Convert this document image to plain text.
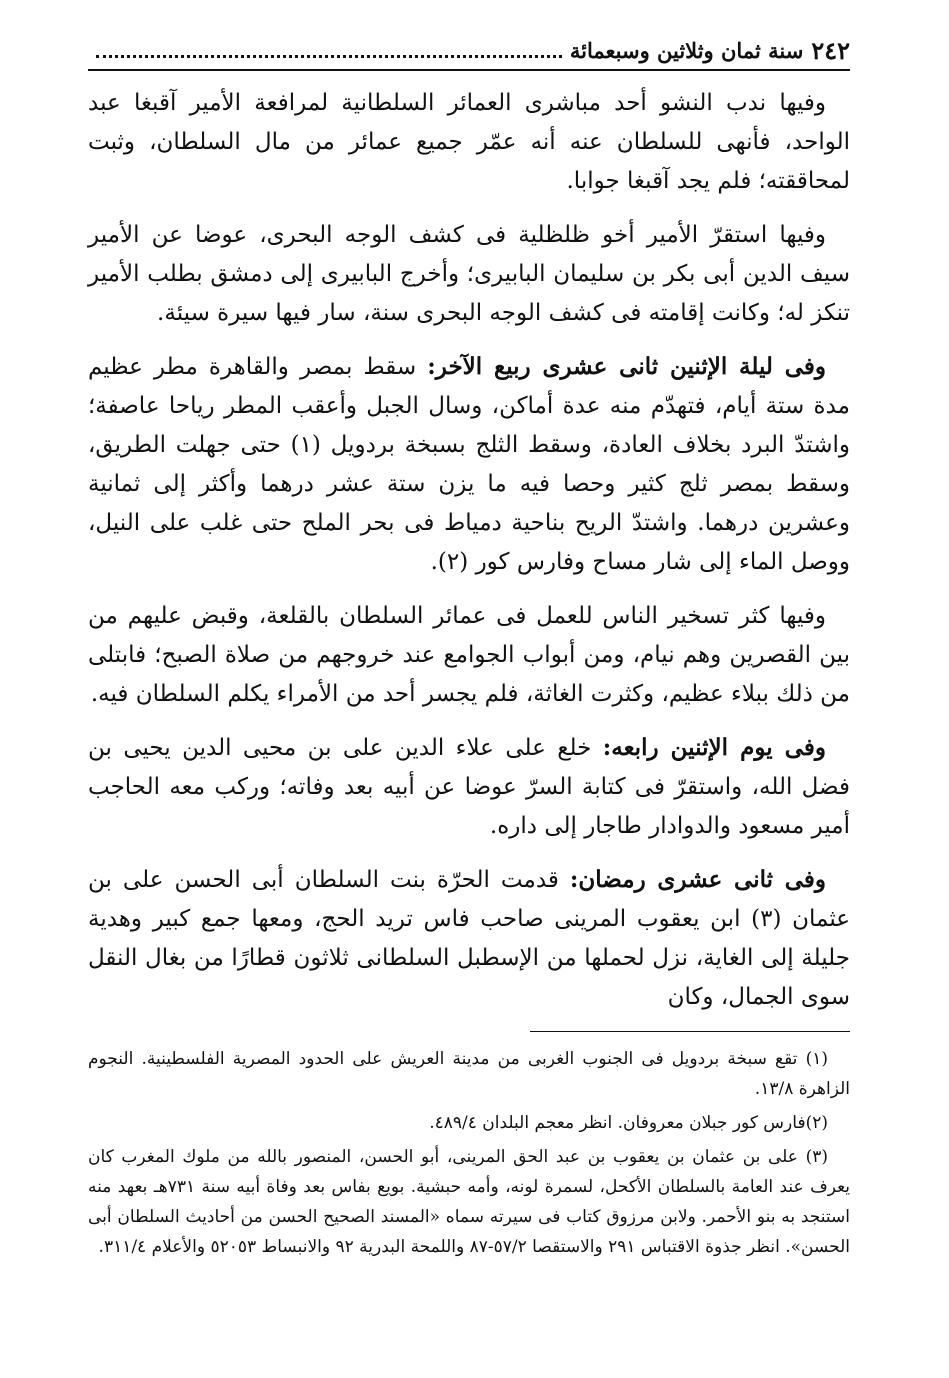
٢٤٢
سنة ثمان وثلاثين وسبعمائة

وفيها ندب النشو أحد مباشرى العمائر السلطانية لمرافعة الأمير آقبغا عبد الواحد، فأنهى للسلطان عنه أنه عمّر جميع عمائر من مال السلطان، وثبت لمحاققته؛ فلم يجد آقبغا جوابا.

وفيها استقرّ الأمير أخو ظلظلية فى كشف الوجه البحرى، عوضا عن الأمير سيف الدين أبى بكر بن سليمان البابيرى؛ وأخرج البابيرى إلى دمشق بطلب الأمير تنكز له؛ وكانت إقامته فى كشف الوجه البحرى سنة، سار فيها سيرة سيئة.

وفى ليلة الإثنين ثانى عشرى ربيع الآخر: سقط بمصر والقاهرة مطر عظيم مدة ستة أيام، فتهدّم منه عدة أماكن، وسال الجبل وأعقب المطر رياحا عاصفة؛ واشتدّ البرد بخلاف العادة، وسقط الثلج بسبخة بردويل (١) حتى جهلت الطريق، وسقط بمصر ثلج كثير وحصا فيه ما يزن ستة عشر درهما وأكثر إلى ثمانية وعشرين درهما. واشتدّ الريح بناحية دمياط فى بحر الملح حتى غلب على النيل، ووصل الماء إلى شار مساح وفارس كور (٢).

وفيها كثر تسخير الناس للعمل فى عمائر السلطان بالقلعة، وقبض عليهم من بين القصرين وهم نيام، ومن أبواب الجوامع عند خروجهم من صلاة الصبح؛ فابتلى من ذلك ببلاء عظيم، وكثرت الغاثة، فلم يجسر أحد من الأمراء يكلم السلطان فيه.

وفى يوم الإثنين رابعه: خلع على علاء الدين على بن محيى الدين يحيى بن فضل الله، واستقرّ فى كتابة السرّ عوضا عن أبيه بعد وفاته؛ وركب معه الحاجب أمير مسعود والدوادار طاجار إلى داره.

وفى ثانى عشرى رمضان: قدمت الحرّة بنت السلطان أبى الحسن على بن عثمان (٣) ابن يعقوب المرينى صاحب فاس تريد الحج، ومعها جمع كبير وهدية جليلة إلى الغاية، نزل لحملها من الإسطبل السلطانى ثلاثون قطارًا من بغال النقل سوى الجمال، وكان

(١) تقع سبخة بردويل فى الجنوب الغربى من مدينة العريش على الحدود المصرية الفلسطينية. النجوم الزاهرة ١٣/٨.

(٢)فارس كور جبلان معروفان. انظر معجم البلدان ٤٨٩/٤.

(٣) على بن عثمان بن يعقوب بن عبد الحق المرينى، أبو الحسن، المنصور بالله من ملوك المغرب كان يعرف عند العامة بالسلطان الأكحل، لسمرة لونه، وأمه حبشية. بويع بفاس بعد وفاة أبيه سنة ٧٣١هـ بعهد منه استنجد به بنو الأحمر. ولابن مرزوق كتاب فى سيرته سماه «المسند الصحيح الحسن من أحاديث السلطان أبى الحسن». انظر جذوة الاقتباس ٢٩١ والاستقصا ٥٧/٢-٨٧ واللمحة البدرية ٩٢ والانبساط ٥٢٠٥٣ والأعلام ٣١١/٤.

+++

--- AIM OF THE TASK ---
Go through the entries above and print each one exactly, minus the pictures.

--- SOLUTION FOR THIS EXERCISE ---
Convert this document image to plain text.
٢٤٢
سنة ثمان وثلاثين وسبعمائة

وفيها ندب النشو أحد مباشرى العمائر السلطانية لمرافعة الأمير آقبغا عبد الواحد، فأنهى للسلطان عنه أنه عمّر جميع عمائر من مال السلطان، وثبت لمحاققته؛ فلم يجد آقبغا جوابا.

وفيها استقرّ الأمير أخو ظلظلية فى كشف الوجه البحرى، عوضا عن الأمير سيف الدين أبى بكر بن سليمان البابيرى؛ وأخرج البابيرى إلى دمشق بطلب الأمير تنكز له؛ وكانت إقامته فى كشف الوجه البحرى سنة، سار فيها سيرة سيئة.

وفى ليلة الإثنين ثانى عشرى ربيع الآخر: سقط بمصر والقاهرة مطر عظيم مدة ستة أيام، فتهدّم منه عدة أماكن، وسال الجبل وأعقب المطر رياحا عاصفة؛ واشتدّ البرد بخلاف العادة، وسقط الثلج بسبخة بردويل (١) حتى جهلت الطريق، وسقط بمصر ثلج كثير وحصا فيه ما يزن ستة عشر درهما وأكثر إلى ثمانية وعشرين درهما. واشتدّ الريح بناحية دمياط فى بحر الملح حتى غلب على النيل، ووصل الماء إلى شار مساح وفارس كور (٢).

وفيها كثر تسخير الناس للعمل فى عمائر السلطان بالقلعة، وقبض عليهم من بين القصرين وهم نيام، ومن أبواب الجوامع عند خروجهم من صلاة الصبح؛ فابتلى من ذلك ببلاء عظيم، وكثرت الغاثة، فلم يجسر أحد من الأمراء يكلم السلطان فيه.

وفى يوم الإثنين رابعه: خلع على علاء الدين على بن محيى الدين يحيى بن فضل الله، واستقرّ فى كتابة السرّ عوضا عن أبيه بعد وفاته؛ وركب معه الحاجب أمير مسعود والدوادار طاجار إلى داره.

وفى ثانى عشرى رمضان: قدمت الحرّة بنت السلطان أبى الحسن على بن عثمان (٣) ابن يعقوب المرينى صاحب فاس تريد الحج، ومعها جمع كبير وهدية جليلة إلى الغاية، نزل لحملها من الإسطبل السلطانى ثلاثون قطارًا من بغال النقل سوى الجمال، وكان

(١) تقع سبخة بردويل فى الجنوب الغربى من مدينة العريش على الحدود المصرية الفلسطينية. النجوم الزاهرة ١٣/٨.

(٢)فارس كور جبلان معروفان. انظر معجم البلدان ٤٨٩/٤.

(٣) على بن عثمان بن يعقوب بن عبد الحق المرينى، أبو الحسن، المنصور بالله من ملوك المغرب كان يعرف عند العامة بالسلطان الأكحل، لسمرة لونه، وأمه حبشية. بويع بفاس بعد وفاة أبيه سنة ٧٣١هـ بعهد منه استنجد به بنو الأحمر. ولابن مرزوق كتاب فى سيرته سماه «المسند الصحيح الحسن من أحاديث السلطان أبى الحسن». انظر جذوة الاقتباس ٢٩١ والاستقصا ٥٧/٢-٨٧ واللمحة البدرية ٩٢ والانبساط ٥٢٠٥٣ والأعلام ٣١١/٤.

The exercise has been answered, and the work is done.